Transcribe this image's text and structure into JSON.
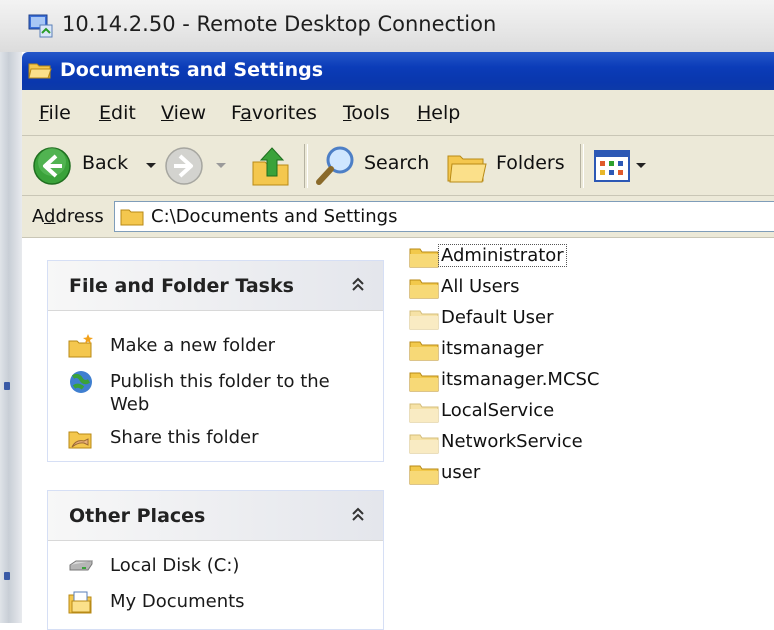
{
  "rdp_window": {
    "title": "10.14.2.50 - Remote Desktop Connection",
    "icon": "remote-desktop-icon"
  },
  "explorer": {
    "title": "Documents and Settings",
    "menu": [
      {
        "label": "File",
        "underline": "F",
        "rest": "ile"
      },
      {
        "label": "Edit",
        "underline": "E",
        "rest": "dit"
      },
      {
        "label": "View",
        "underline": "V",
        "rest": "iew"
      },
      {
        "label": "Favorites",
        "pre": "F",
        "underline": "a",
        "rest": "vorites"
      },
      {
        "label": "Tools",
        "underline": "T",
        "rest": "ools"
      },
      {
        "label": "Help",
        "underline": "H",
        "rest": "elp"
      }
    ],
    "toolbar": {
      "back_label": "Back",
      "search_label": "Search",
      "folders_label": "Folders"
    },
    "address": {
      "label": "Address",
      "label_pre": "A",
      "label_underline": "d",
      "label_rest": "dress",
      "value": "C:\\Documents and Settings"
    },
    "task_pane": {
      "file_folder_tasks": {
        "title": "File and Folder Tasks",
        "items": [
          {
            "label": "Make a new folder",
            "icon": "new-folder-icon"
          },
          {
            "label": "Publish this folder to the Web",
            "icon": "publish-web-icon"
          },
          {
            "label": "Share this folder",
            "icon": "share-folder-icon"
          }
        ]
      },
      "other_places": {
        "title": "Other Places",
        "items": [
          {
            "label": "Local Disk (C:)",
            "icon": "local-disk-icon"
          },
          {
            "label": "My Documents",
            "icon": "my-documents-icon"
          }
        ]
      }
    },
    "files": [
      {
        "name": "Administrator",
        "selected": true,
        "pale": false
      },
      {
        "name": "All Users",
        "selected": false,
        "pale": false
      },
      {
        "name": "Default User",
        "selected": false,
        "pale": true
      },
      {
        "name": "itsmanager",
        "selected": false,
        "pale": false
      },
      {
        "name": "itsmanager.MCSC",
        "selected": false,
        "pale": false
      },
      {
        "name": "LocalService",
        "selected": false,
        "pale": true
      },
      {
        "name": "NetworkService",
        "selected": false,
        "pale": true
      },
      {
        "name": "user",
        "selected": false,
        "pale": false
      }
    ],
    "colors": {
      "xp_title_blue": "#0a37ad",
      "chrome_beige": "#ece9d8",
      "back_green": "#3aa23a",
      "folder_yellow": "#f2c94c",
      "folder_pale": "#f6e2a6"
    }
  }
}
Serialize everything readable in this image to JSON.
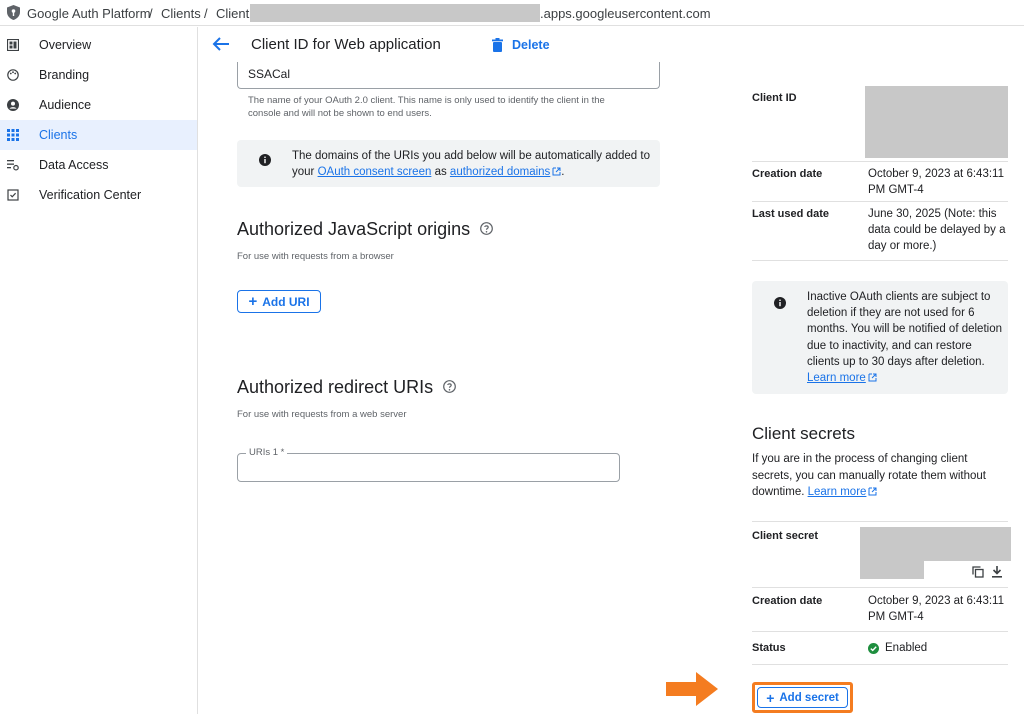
{
  "breadcrumb": {
    "platform": "Google Auth Platform",
    "sep1": "/",
    "clients": "Clients",
    "sep2": "/",
    "client_prefix": "Client",
    "client_suffix": ".apps.googleusercontent.com"
  },
  "sidebar": {
    "items": [
      {
        "label": "Overview",
        "icon": "dashboard-icon"
      },
      {
        "label": "Branding",
        "icon": "palette-icon"
      },
      {
        "label": "Audience",
        "icon": "account-circle-icon"
      },
      {
        "label": "Clients",
        "icon": "grid-icon",
        "active": true
      },
      {
        "label": "Data Access",
        "icon": "data-settings-icon"
      },
      {
        "label": "Verification Center",
        "icon": "checkbox-icon"
      }
    ]
  },
  "header": {
    "title": "Client ID for Web application",
    "delete_label": "Delete"
  },
  "form": {
    "name_value": "SSACal",
    "name_hint": "The name of your OAuth 2.0 client. This name is only used to identify the client in the console and will not be shown to end users.",
    "info": {
      "text_before": "The domains of the URIs you add below will be automatically added to your ",
      "link1": "OAuth consent screen",
      "text_mid": " as ",
      "link2": "authorized domains",
      "text_after": "."
    },
    "js_origins": {
      "title": "Authorized JavaScript origins",
      "subtitle": "For use with requests from a browser",
      "add_label": "Add URI"
    },
    "redirect_uris": {
      "title": "Authorized redirect URIs",
      "subtitle": "For use with requests from a web server",
      "field_label": "URIs 1 *"
    }
  },
  "details": {
    "client_id_label": "Client ID",
    "creation_date_label": "Creation date",
    "creation_date_value": "October 9, 2023 at 6:43:11 PM GMT-4",
    "last_used_label": "Last used date",
    "last_used_value": "June 30, 2025 (Note: this data could be delayed by a day or more.)",
    "inactive_notice": {
      "text": "Inactive OAuth clients are subject to deletion if they are not used for 6 months. You will be notified of deletion due to inactivity, and can restore clients up to 30 days after deletion. ",
      "link": "Learn more"
    }
  },
  "secrets": {
    "title": "Client secrets",
    "desc": "If you are in the process of changing client secrets, you can manually rotate them without downtime. ",
    "desc_link": "Learn more",
    "secret_label": "Client secret",
    "creation_date_label": "Creation date",
    "creation_date_value": "October 9, 2023 at 6:43:11 PM GMT-4",
    "status_label": "Status",
    "status_value": "Enabled",
    "add_label": "Add secret"
  },
  "colors": {
    "accent": "#1a73e8",
    "annotation": "#f47c20",
    "enabled": "#1e8e3e"
  }
}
========================================
*Given problem*. Reproduce every record word for word. The copy must contain no pictures.

*Written reply*.
Transcribe this image's text and structure into JSON.
{
  "rdp_window": {
    "title": "10.14.2.50 - Remote Desktop Connection",
    "icon": "remote-desktop-icon"
  },
  "explorer": {
    "title": "Documents and Settings",
    "menu": [
      {
        "label": "File",
        "underline": "F",
        "rest": "ile"
      },
      {
        "label": "Edit",
        "underline": "E",
        "rest": "dit"
      },
      {
        "label": "View",
        "underline": "V",
        "rest": "iew"
      },
      {
        "label": "Favorites",
        "pre": "F",
        "underline": "a",
        "rest": "vorites"
      },
      {
        "label": "Tools",
        "underline": "T",
        "rest": "ools"
      },
      {
        "label": "Help",
        "underline": "H",
        "rest": "elp"
      }
    ],
    "toolbar": {
      "back_label": "Back",
      "search_label": "Search",
      "folders_label": "Folders"
    },
    "address": {
      "label": "Address",
      "label_pre": "A",
      "label_underline": "d",
      "label_rest": "dress",
      "value": "C:\\Documents and Settings"
    },
    "task_pane": {
      "file_folder_tasks": {
        "title": "File and Folder Tasks",
        "items": [
          {
            "label": "Make a new folder",
            "icon": "new-folder-icon"
          },
          {
            "label": "Publish this folder to the Web",
            "icon": "publish-web-icon"
          },
          {
            "label": "Share this folder",
            "icon": "share-folder-icon"
          }
        ]
      },
      "other_places": {
        "title": "Other Places",
        "items": [
          {
            "label": "Local Disk (C:)",
            "icon": "local-disk-icon"
          },
          {
            "label": "My Documents",
            "icon": "my-documents-icon"
          }
        ]
      }
    },
    "files": [
      {
        "name": "Administrator",
        "selected": true,
        "pale": false
      },
      {
        "name": "All Users",
        "selected": false,
        "pale": false
      },
      {
        "name": "Default User",
        "selected": false,
        "pale": true
      },
      {
        "name": "itsmanager",
        "selected": false,
        "pale": false
      },
      {
        "name": "itsmanager.MCSC",
        "selected": false,
        "pale": false
      },
      {
        "name": "LocalService",
        "selected": false,
        "pale": true
      },
      {
        "name": "NetworkService",
        "selected": false,
        "pale": true
      },
      {
        "name": "user",
        "selected": false,
        "pale": false
      }
    ],
    "colors": {
      "xp_title_blue": "#0a37ad",
      "chrome_beige": "#ece9d8",
      "back_green": "#3aa23a",
      "folder_yellow": "#f2c94c",
      "folder_pale": "#f6e2a6"
    }
  }
}
Serialize everything readable in this image to JSON.
{
  "breadcrumb": {
    "platform": "Google Auth Platform",
    "sep1": "/",
    "clients": "Clients",
    "sep2": "/",
    "client_prefix": "Client",
    "client_suffix": ".apps.googleusercontent.com"
  },
  "sidebar": {
    "items": [
      {
        "label": "Overview",
        "icon": "dashboard-icon"
      },
      {
        "label": "Branding",
        "icon": "palette-icon"
      },
      {
        "label": "Audience",
        "icon": "account-circle-icon"
      },
      {
        "label": "Clients",
        "icon": "grid-icon",
        "active": true
      },
      {
        "label": "Data Access",
        "icon": "data-settings-icon"
      },
      {
        "label": "Verification Center",
        "icon": "checkbox-icon"
      }
    ]
  },
  "header": {
    "title": "Client ID for Web application",
    "delete_label": "Delete"
  },
  "form": {
    "name_value": "SSACal",
    "name_hint": "The name of your OAuth 2.0 client. This name is only used to identify the client in the console and will not be shown to end users.",
    "info": {
      "text_before": "The domains of the URIs you add below will be automatically added to your ",
      "link1": "OAuth consent screen",
      "text_mid": " as ",
      "link2": "authorized domains",
      "text_after": "."
    },
    "js_origins": {
      "title": "Authorized JavaScript origins",
      "subtitle": "For use with requests from a browser",
      "add_label": "Add URI"
    },
    "redirect_uris": {
      "title": "Authorized redirect URIs",
      "subtitle": "For use with requests from a web server",
      "field_label": "URIs 1 *"
    }
  },
  "details": {
    "client_id_label": "Client ID",
    "creation_date_label": "Creation date",
    "creation_date_value": "October 9, 2023 at 6:43:11 PM GMT-4",
    "last_used_label": "Last used date",
    "last_used_value": "June 30, 2025 (Note: this data could be delayed by a day or more.)",
    "inactive_notice": {
      "text": "Inactive OAuth clients are subject to deletion if they are not used for 6 months. You will be notified of deletion due to inactivity, and can restore clients up to 30 days after deletion. ",
      "link": "Learn more"
    }
  },
  "secrets": {
    "title": "Client secrets",
    "desc": "If you are in the process of changing client secrets, you can manually rotate them without downtime. ",
    "desc_link": "Learn more",
    "secret_label": "Client secret",
    "creation_date_label": "Creation date",
    "creation_date_value": "October 9, 2023 at 6:43:11 PM GMT-4",
    "status_label": "Status",
    "status_value": "Enabled",
    "add_label": "Add secret"
  },
  "colors": {
    "accent": "#1a73e8",
    "annotation": "#f47c20",
    "enabled": "#1e8e3e"
  }
}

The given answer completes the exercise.